→ **INSTRUCTIONS FOR THE TASK**
Without omitting anything, return the records precisely as given.

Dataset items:
** BEGIN **
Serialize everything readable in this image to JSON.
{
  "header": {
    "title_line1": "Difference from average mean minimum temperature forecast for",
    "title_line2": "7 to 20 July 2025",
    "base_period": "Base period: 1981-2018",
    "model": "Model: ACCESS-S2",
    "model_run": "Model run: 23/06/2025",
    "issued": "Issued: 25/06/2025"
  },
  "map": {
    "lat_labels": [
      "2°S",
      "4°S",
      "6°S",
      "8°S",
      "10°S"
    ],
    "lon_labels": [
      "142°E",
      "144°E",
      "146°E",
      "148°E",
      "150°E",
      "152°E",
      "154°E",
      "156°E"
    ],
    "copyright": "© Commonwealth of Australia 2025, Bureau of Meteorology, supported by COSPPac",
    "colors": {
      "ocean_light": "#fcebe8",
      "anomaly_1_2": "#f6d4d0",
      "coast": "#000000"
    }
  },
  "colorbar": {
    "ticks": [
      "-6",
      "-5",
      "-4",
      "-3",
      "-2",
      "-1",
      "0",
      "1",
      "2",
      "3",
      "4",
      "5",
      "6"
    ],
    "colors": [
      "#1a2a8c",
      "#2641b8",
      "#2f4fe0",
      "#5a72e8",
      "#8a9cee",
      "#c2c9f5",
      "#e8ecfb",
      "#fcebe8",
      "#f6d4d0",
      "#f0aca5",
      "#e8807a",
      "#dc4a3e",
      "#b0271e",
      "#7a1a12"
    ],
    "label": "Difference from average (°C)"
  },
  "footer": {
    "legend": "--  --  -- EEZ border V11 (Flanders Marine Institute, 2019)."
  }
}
** END **
→ **SOLUTION TO THE PROBLEM**
Serialize everything readable in this image to JSON.
{
  "header": {
    "title_line1": "Difference from average mean minimum temperature forecast for",
    "title_line2": "7 to 20 July 2025",
    "base_period": "Base period: 1981-2018",
    "model": "Model: ACCESS-S2",
    "model_run": "Model run: 23/06/2025",
    "issued": "Issued: 25/06/2025"
  },
  "map": {
    "lat_labels": [
      "2°S",
      "4°S",
      "6°S",
      "8°S",
      "10°S"
    ],
    "lon_labels": [
      "142°E",
      "144°E",
      "146°E",
      "148°E",
      "150°E",
      "152°E",
      "154°E",
      "156°E"
    ],
    "copyright": "© Commonwealth of Australia 2025, Bureau of Meteorology, supported by COSPPac",
    "colors": {
      "ocean_light": "#fcebe8",
      "anomaly_1_2": "#f6d4d0",
      "coast": "#000000"
    }
  },
  "colorbar": {
    "ticks": [
      "-6",
      "-5",
      "-4",
      "-3",
      "-2",
      "-1",
      "0",
      "1",
      "2",
      "3",
      "4",
      "5",
      "6"
    ],
    "colors": [
      "#1a2a8c",
      "#2641b8",
      "#2f4fe0",
      "#5a72e8",
      "#8a9cee",
      "#c2c9f5",
      "#e8ecfb",
      "#fcebe8",
      "#f6d4d0",
      "#f0aca5",
      "#e8807a",
      "#dc4a3e",
      "#b0271e",
      "#7a1a12"
    ],
    "label": "Difference from average (°C)"
  },
  "footer": {
    "legend": "--  --  -- EEZ border V11 (Flanders Marine Institute, 2019)."
  }
}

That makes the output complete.